--- Task to carry out ---
Every line that contains "core" counts once; give the total number of such lines, with no other words.

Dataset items
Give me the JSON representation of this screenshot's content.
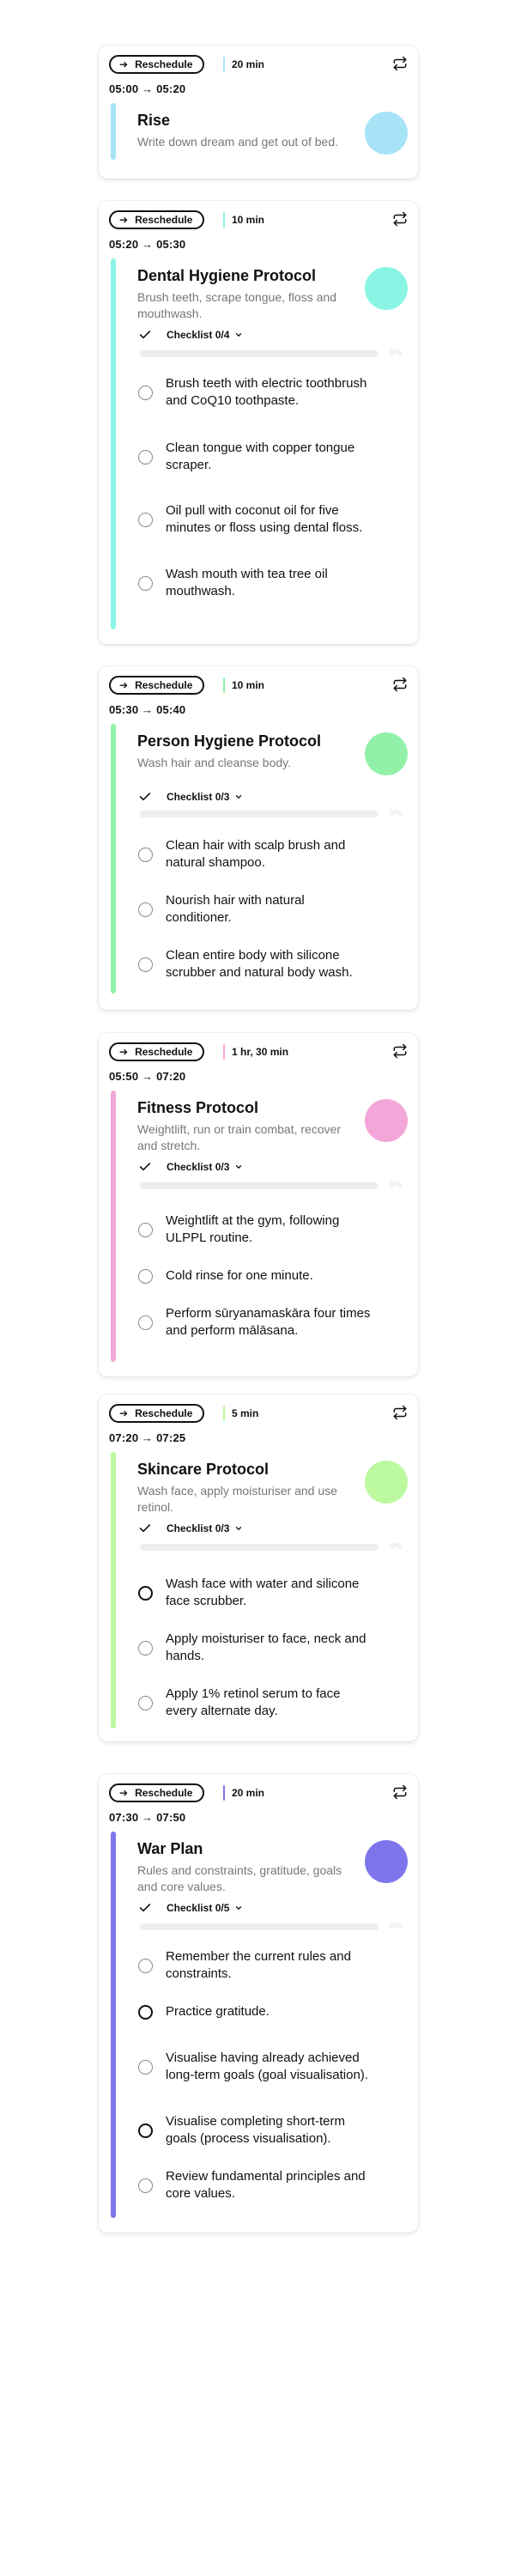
{
  "reschedule_label": "Reschedule",
  "checklist_label": "Checklist",
  "icons": {
    "reschedule": "arrow-right-icon",
    "repeat": "repeat-icon",
    "check": "check-icon",
    "chevron": "chevron-down-icon",
    "item": "radio-circle-icon"
  },
  "colors": {
    "text": "#111111",
    "secondary_text": "#777777",
    "progress_track": "#eeeeee"
  },
  "cards": [
    {
      "duration": "20 min",
      "time": "05:00 → 05:20",
      "title": "Rise",
      "description": "Write down dream and get out of bed.",
      "color": "#A7E3F7",
      "stripe_color": "#A7E3F7"
    },
    {
      "duration": "10 min",
      "time": "05:20 → 05:30",
      "title": "Dental Hygiene Protocol",
      "description": "Brush teeth, scrape tongue, floss and mouthwash.",
      "color": "#8AF5E5",
      "stripe_color": "#8AF5E5",
      "checklist_count": "0/4",
      "progress_label": "0%",
      "progress_fraction": 0,
      "items": [
        "Brush teeth with electric toothbrush and CoQ10 toothpaste.",
        "Clean tongue with copper tongue scraper.",
        "Oil pull with coconut oil for five minutes or floss using dental floss.",
        "Wash mouth with tea tree oil mouthwash."
      ]
    },
    {
      "duration": "10 min",
      "time": "05:30 → 05:40",
      "title": "Person Hygiene Protocol",
      "description": "Wash hair and cleanse body.",
      "color": "#92F1A8",
      "stripe_color": "#92F1A8",
      "checklist_count": "0/3",
      "progress_label": "0%",
      "progress_fraction": 0,
      "items": [
        "Clean hair with scalp brush and natural shampoo.",
        "Nourish hair with natural conditioner.",
        "Clean entire body with silicone scrubber and natural body wash."
      ]
    },
    {
      "duration": "1 hr, 30 min",
      "time": "05:50 → 07:20",
      "title": "Fitness Protocol",
      "description": "Weightlift, run or train combat, recover and stretch.",
      "color": "#F2A7D8",
      "stripe_color": "#F2A7D8",
      "checklist_count": "0/3",
      "progress_label": "0%",
      "progress_fraction": 0,
      "items": [
        "Weightlift at the gym, following ULPPL routine.",
        "Cold rinse for one minute.",
        "Perform sūryanamaskāra four times and perform mālāsana."
      ]
    },
    {
      "duration": "5 min",
      "time": "07:20 → 07:25",
      "title": "Skincare Protocol",
      "description": "Wash face, apply moisturiser and use retinol.",
      "color": "#BCF99F",
      "stripe_color": "#BCF99F",
      "checklist_count": "0/3",
      "progress_label": "0%",
      "progress_fraction": 0,
      "items": [
        "Wash face with water and silicone face scrubber.",
        "Apply moisturiser to face, neck and hands.",
        "Apply 1% retinol serum to face every alternate day."
      ]
    },
    {
      "duration": "20 min",
      "time": "07:30 → 07:50",
      "title": "War Plan",
      "description": "Rules and constraints, gratitude, goals and core values.",
      "color": "#7E75EC",
      "stripe_color": "#7E75EC",
      "checklist_count": "0/5",
      "progress_label": "0%",
      "progress_fraction": 0,
      "items": [
        "Remember the current rules and constraints.",
        "Practice gratitude.",
        "Visualise having already achieved long-term goals (goal visualisation).",
        "Visualise completing short-term goals (process visualisation).",
        "Review fundamental principles and core values."
      ]
    }
  ]
}
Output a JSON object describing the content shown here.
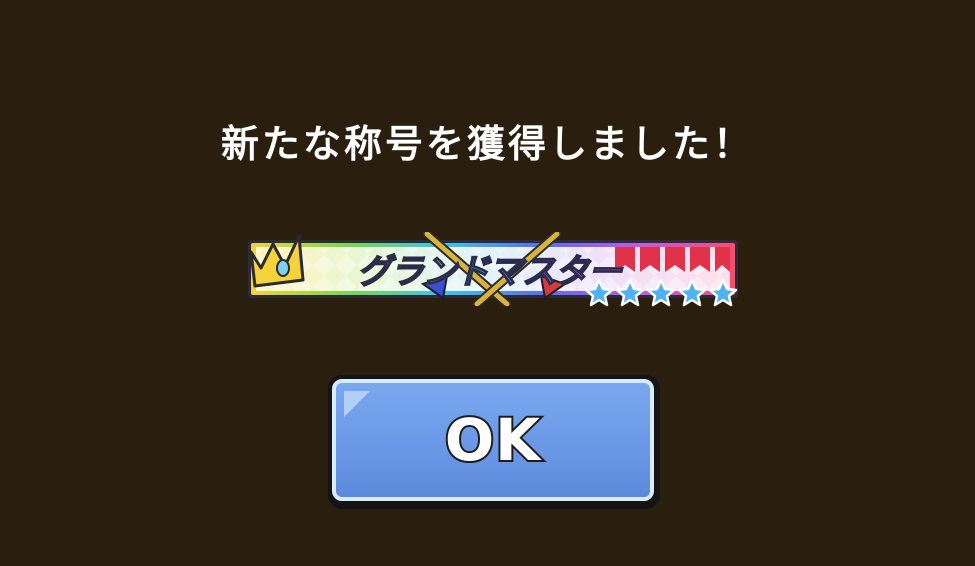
{
  "dialog": {
    "message": "新たな称号を獲得しました！",
    "title_badge": {
      "title_text": "グランドマスター",
      "crown_icon": "crown-icon",
      "crossed_swords_icon": "crossed-swords-icon",
      "star_count": 5,
      "star_icon": "star-icon"
    },
    "ok_button": {
      "label": "OK"
    }
  },
  "colors": {
    "background": "#2a1f0f",
    "button_blue": "#6a97e6",
    "button_border": "#d9ecff",
    "star_blue": "#4fb3f2",
    "crown_gold": "#f5d33a"
  }
}
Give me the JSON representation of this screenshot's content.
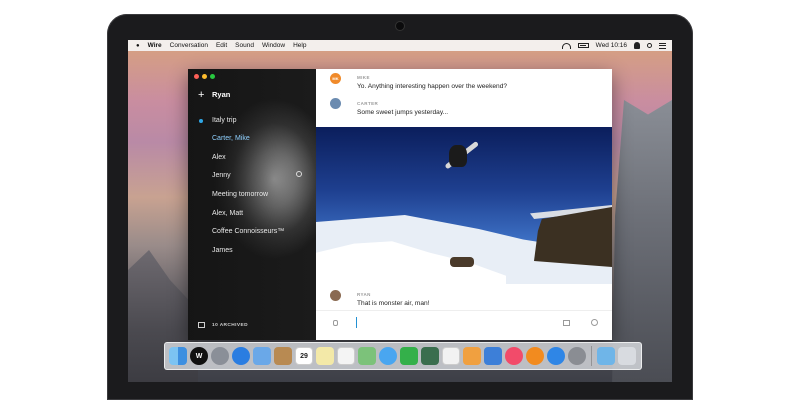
{
  "menubar": {
    "apple": "",
    "app_name": "Wire",
    "menus": [
      "Conversation",
      "Edit",
      "Sound",
      "Window",
      "Help"
    ],
    "clock": "Wed 10:16"
  },
  "sidebar": {
    "user": "Ryan",
    "conversations": [
      {
        "label": "Italy trip",
        "unread": true
      },
      {
        "label": "Carter, Mike",
        "active": true
      },
      {
        "label": "Alex"
      },
      {
        "label": "Jenny",
        "muted": true
      },
      {
        "label": "Meeting tomorrow"
      },
      {
        "label": "Alex, Matt"
      },
      {
        "label": "Coffee Connoisseurs™"
      },
      {
        "label": "James"
      }
    ],
    "archived_label": "10 ARCHIVED"
  },
  "messages": [
    {
      "sender": "MIKE",
      "initials": "MK",
      "text": "Yo. Anything interesting happen over the weekend?",
      "avatar_color": "#f08a2a"
    },
    {
      "sender": "CARTER",
      "text": "Some sweet jumps yesterday...",
      "avatar_color": "#6b8bb0"
    },
    {
      "sender": "RYAN",
      "text": "That is monster air, man!",
      "avatar_color": "#8a6a52"
    }
  ],
  "dock": {
    "apps": [
      "finder-icon",
      "wire-icon",
      "launchpad-icon",
      "safari-icon",
      "mail-icon",
      "contacts-icon",
      "calendar-icon",
      "notes-icon",
      "reminders-icon",
      "maps-icon",
      "messages-icon",
      "facetime-icon",
      "photo-booth-icon",
      "photos-icon",
      "pages-icon",
      "keynote-icon",
      "itunes-icon",
      "ibooks-icon",
      "app-store-icon",
      "system-preferences-icon",
      "folder-icon",
      "trash-icon"
    ],
    "calendar_day": "29"
  }
}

--- Final result ---
2